Retype exactly the lines that run from the line with "Give me the" to the final line of the entries, keeping both ends and nothing else.

→ Source records:
:::

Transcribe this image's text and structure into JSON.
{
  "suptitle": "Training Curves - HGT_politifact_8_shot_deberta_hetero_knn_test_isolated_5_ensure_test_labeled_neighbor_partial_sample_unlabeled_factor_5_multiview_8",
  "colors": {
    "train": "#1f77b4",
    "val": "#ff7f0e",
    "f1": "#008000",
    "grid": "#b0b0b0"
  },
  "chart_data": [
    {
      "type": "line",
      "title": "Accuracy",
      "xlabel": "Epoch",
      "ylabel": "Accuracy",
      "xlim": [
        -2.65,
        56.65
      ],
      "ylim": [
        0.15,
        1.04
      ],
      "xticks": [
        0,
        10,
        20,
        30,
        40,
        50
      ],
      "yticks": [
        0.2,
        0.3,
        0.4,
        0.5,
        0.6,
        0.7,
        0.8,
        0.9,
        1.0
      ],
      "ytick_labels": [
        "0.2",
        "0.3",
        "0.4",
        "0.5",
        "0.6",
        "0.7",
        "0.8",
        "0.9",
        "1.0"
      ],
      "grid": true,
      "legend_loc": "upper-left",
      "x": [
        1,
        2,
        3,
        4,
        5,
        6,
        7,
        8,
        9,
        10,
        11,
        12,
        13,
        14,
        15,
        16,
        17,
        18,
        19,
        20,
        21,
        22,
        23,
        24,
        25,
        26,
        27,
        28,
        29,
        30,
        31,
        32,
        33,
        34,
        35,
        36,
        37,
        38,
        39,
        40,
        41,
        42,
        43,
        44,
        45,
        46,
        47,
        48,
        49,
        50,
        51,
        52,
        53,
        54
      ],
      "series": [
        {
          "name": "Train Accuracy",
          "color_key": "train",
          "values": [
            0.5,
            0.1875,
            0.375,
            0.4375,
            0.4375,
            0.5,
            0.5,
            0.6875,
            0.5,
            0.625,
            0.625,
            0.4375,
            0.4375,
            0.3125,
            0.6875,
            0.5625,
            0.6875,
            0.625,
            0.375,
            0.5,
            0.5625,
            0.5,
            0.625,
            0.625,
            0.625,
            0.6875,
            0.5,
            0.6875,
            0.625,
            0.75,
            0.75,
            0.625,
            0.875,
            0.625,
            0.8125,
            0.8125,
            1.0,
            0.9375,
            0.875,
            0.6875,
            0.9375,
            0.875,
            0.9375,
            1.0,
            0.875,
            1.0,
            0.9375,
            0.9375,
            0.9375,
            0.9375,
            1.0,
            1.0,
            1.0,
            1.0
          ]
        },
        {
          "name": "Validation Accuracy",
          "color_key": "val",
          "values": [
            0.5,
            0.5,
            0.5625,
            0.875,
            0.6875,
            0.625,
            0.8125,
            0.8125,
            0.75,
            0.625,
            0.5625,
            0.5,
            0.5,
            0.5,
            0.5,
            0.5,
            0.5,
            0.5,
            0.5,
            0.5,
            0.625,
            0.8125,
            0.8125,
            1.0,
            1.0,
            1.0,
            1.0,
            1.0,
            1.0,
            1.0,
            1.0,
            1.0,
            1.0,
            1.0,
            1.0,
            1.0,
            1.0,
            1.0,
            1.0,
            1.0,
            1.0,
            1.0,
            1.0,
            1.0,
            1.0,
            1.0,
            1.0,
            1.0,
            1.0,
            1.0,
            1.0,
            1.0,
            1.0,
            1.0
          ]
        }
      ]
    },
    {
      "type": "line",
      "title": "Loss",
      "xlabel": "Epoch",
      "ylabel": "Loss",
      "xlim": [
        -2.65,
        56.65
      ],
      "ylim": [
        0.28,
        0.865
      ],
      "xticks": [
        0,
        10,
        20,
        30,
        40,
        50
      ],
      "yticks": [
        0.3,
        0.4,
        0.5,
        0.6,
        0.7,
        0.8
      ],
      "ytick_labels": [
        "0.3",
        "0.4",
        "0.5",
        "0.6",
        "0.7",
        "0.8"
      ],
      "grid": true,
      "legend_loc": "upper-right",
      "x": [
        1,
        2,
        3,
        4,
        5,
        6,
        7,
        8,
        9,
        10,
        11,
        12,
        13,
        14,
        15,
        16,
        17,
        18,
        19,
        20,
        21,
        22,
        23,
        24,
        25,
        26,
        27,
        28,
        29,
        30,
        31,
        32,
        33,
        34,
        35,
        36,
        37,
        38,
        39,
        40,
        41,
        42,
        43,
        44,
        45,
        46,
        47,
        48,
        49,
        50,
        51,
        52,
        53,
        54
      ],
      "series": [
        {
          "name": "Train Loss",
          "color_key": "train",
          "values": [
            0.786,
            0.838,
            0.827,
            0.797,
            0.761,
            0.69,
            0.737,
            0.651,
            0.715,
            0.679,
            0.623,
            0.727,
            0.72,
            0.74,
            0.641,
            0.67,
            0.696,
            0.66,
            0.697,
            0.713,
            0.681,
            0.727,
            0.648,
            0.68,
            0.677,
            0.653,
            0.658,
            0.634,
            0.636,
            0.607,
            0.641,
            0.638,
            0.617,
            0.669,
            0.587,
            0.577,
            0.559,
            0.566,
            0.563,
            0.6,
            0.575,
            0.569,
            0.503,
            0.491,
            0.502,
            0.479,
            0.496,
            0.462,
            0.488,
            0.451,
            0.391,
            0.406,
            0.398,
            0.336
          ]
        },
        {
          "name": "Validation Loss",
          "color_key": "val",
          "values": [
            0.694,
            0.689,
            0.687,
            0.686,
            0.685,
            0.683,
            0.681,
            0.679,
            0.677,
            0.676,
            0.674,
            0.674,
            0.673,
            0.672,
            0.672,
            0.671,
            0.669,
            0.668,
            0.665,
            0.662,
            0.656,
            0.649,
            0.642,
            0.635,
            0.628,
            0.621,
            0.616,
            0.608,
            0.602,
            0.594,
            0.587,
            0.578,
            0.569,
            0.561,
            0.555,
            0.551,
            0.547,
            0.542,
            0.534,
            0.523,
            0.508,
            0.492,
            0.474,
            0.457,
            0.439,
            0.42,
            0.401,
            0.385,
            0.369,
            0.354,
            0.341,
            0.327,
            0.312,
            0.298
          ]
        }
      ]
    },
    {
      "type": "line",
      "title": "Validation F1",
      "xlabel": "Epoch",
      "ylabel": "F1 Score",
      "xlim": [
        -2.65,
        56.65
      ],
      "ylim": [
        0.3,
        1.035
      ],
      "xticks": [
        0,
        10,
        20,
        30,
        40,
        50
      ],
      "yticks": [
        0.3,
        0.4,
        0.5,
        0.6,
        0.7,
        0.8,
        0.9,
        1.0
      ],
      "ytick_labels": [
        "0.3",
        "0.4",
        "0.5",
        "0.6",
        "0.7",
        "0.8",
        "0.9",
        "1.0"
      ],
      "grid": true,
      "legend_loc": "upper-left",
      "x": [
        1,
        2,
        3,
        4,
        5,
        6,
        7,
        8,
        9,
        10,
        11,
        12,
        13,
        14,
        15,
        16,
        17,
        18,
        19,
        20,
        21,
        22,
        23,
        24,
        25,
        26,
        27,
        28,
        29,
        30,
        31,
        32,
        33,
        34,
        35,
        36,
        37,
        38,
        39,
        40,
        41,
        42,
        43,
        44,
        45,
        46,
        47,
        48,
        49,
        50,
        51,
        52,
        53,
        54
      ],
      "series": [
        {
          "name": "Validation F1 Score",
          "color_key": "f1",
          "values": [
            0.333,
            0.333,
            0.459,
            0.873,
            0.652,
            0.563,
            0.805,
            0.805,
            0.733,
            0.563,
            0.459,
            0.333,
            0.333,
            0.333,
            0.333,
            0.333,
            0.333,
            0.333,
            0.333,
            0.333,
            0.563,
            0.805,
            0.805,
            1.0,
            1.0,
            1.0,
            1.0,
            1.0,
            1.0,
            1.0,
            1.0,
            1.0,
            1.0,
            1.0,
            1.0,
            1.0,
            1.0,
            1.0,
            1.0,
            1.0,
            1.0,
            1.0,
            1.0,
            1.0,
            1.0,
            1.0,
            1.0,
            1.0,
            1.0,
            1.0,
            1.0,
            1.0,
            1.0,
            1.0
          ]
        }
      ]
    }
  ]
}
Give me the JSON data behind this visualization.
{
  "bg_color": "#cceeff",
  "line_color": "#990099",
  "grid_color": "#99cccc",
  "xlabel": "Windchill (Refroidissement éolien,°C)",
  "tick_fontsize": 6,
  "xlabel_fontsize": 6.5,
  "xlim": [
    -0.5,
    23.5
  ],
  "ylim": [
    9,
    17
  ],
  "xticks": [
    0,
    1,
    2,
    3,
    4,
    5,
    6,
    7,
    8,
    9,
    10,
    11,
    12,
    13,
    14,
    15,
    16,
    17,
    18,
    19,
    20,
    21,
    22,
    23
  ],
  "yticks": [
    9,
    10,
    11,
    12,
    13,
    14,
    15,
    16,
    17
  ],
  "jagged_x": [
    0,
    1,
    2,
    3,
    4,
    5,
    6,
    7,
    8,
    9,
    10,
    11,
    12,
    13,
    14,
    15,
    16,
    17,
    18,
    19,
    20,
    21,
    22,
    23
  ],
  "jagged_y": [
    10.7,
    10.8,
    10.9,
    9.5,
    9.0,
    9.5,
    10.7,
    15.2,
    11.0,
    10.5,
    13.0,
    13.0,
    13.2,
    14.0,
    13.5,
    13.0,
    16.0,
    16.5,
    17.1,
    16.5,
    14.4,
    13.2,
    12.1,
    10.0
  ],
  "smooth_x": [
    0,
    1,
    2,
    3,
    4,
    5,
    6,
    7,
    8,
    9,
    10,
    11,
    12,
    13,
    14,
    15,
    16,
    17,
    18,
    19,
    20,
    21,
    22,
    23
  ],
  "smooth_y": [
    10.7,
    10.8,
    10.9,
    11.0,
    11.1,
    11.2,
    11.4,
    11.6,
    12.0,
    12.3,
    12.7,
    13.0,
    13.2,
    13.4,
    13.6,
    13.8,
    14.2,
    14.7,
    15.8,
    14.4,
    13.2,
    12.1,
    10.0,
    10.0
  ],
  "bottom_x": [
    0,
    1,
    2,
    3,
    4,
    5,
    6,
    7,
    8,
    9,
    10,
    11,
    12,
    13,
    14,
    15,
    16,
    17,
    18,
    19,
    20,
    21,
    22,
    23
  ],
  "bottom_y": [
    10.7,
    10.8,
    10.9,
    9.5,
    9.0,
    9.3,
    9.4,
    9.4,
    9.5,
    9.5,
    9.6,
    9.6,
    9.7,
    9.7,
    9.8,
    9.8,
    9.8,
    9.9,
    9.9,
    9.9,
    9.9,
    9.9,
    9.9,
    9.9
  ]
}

:::

→ The answer:
Give me the JSON data behind this visualization.
{
  "bg_color": "#cceeff",
  "line_color": "#990099",
  "grid_color": "#99cccc",
  "xlabel": "Windchill (Refroidissement éolien,°C)",
  "tick_fontsize": 6,
  "xlabel_fontsize": 6.5,
  "xlim": [
    -0.5,
    23.5
  ],
  "ylim": [
    9,
    17
  ],
  "xticks": [
    0,
    1,
    2,
    3,
    4,
    5,
    6,
    7,
    8,
    9,
    10,
    11,
    12,
    13,
    14,
    15,
    16,
    17,
    18,
    19,
    20,
    21,
    22,
    23
  ],
  "yticks": [
    9,
    10,
    11,
    12,
    13,
    14,
    15,
    16,
    17
  ],
  "jagged_x": [
    0,
    1,
    2,
    3,
    4,
    5,
    6,
    7,
    8,
    9,
    10,
    11,
    12,
    13,
    14,
    15,
    16,
    17,
    18,
    19,
    20,
    21,
    22,
    23
  ],
  "jagged_y": [
    10.7,
    10.8,
    10.9,
    9.5,
    9.0,
    9.5,
    10.7,
    15.2,
    11.0,
    10.5,
    13.0,
    13.0,
    13.2,
    14.0,
    13.5,
    13.0,
    16.0,
    16.5,
    17.1,
    16.5,
    14.4,
    13.2,
    12.1,
    10.0
  ],
  "smooth_x": [
    0,
    1,
    2,
    3,
    4,
    5,
    6,
    7,
    8,
    9,
    10,
    11,
    12,
    13,
    14,
    15,
    16,
    17,
    18,
    19,
    20,
    21,
    22,
    23
  ],
  "smooth_y": [
    10.7,
    10.8,
    10.9,
    11.0,
    11.1,
    11.2,
    11.4,
    11.6,
    12.0,
    12.3,
    12.7,
    13.0,
    13.2,
    13.4,
    13.6,
    13.8,
    14.2,
    14.7,
    15.8,
    14.4,
    13.2,
    12.1,
    10.0,
    10.0
  ],
  "bottom_x": [
    0,
    1,
    2,
    3,
    4,
    5,
    6,
    7,
    8,
    9,
    10,
    11,
    12,
    13,
    14,
    15,
    16,
    17,
    18,
    19,
    20,
    21,
    22,
    23
  ],
  "bottom_y": [
    10.7,
    10.8,
    10.9,
    9.5,
    9.0,
    9.3,
    9.4,
    9.4,
    9.5,
    9.5,
    9.6,
    9.6,
    9.7,
    9.7,
    9.8,
    9.8,
    9.8,
    9.9,
    9.9,
    9.9,
    9.9,
    9.9,
    9.9,
    9.9
  ]
}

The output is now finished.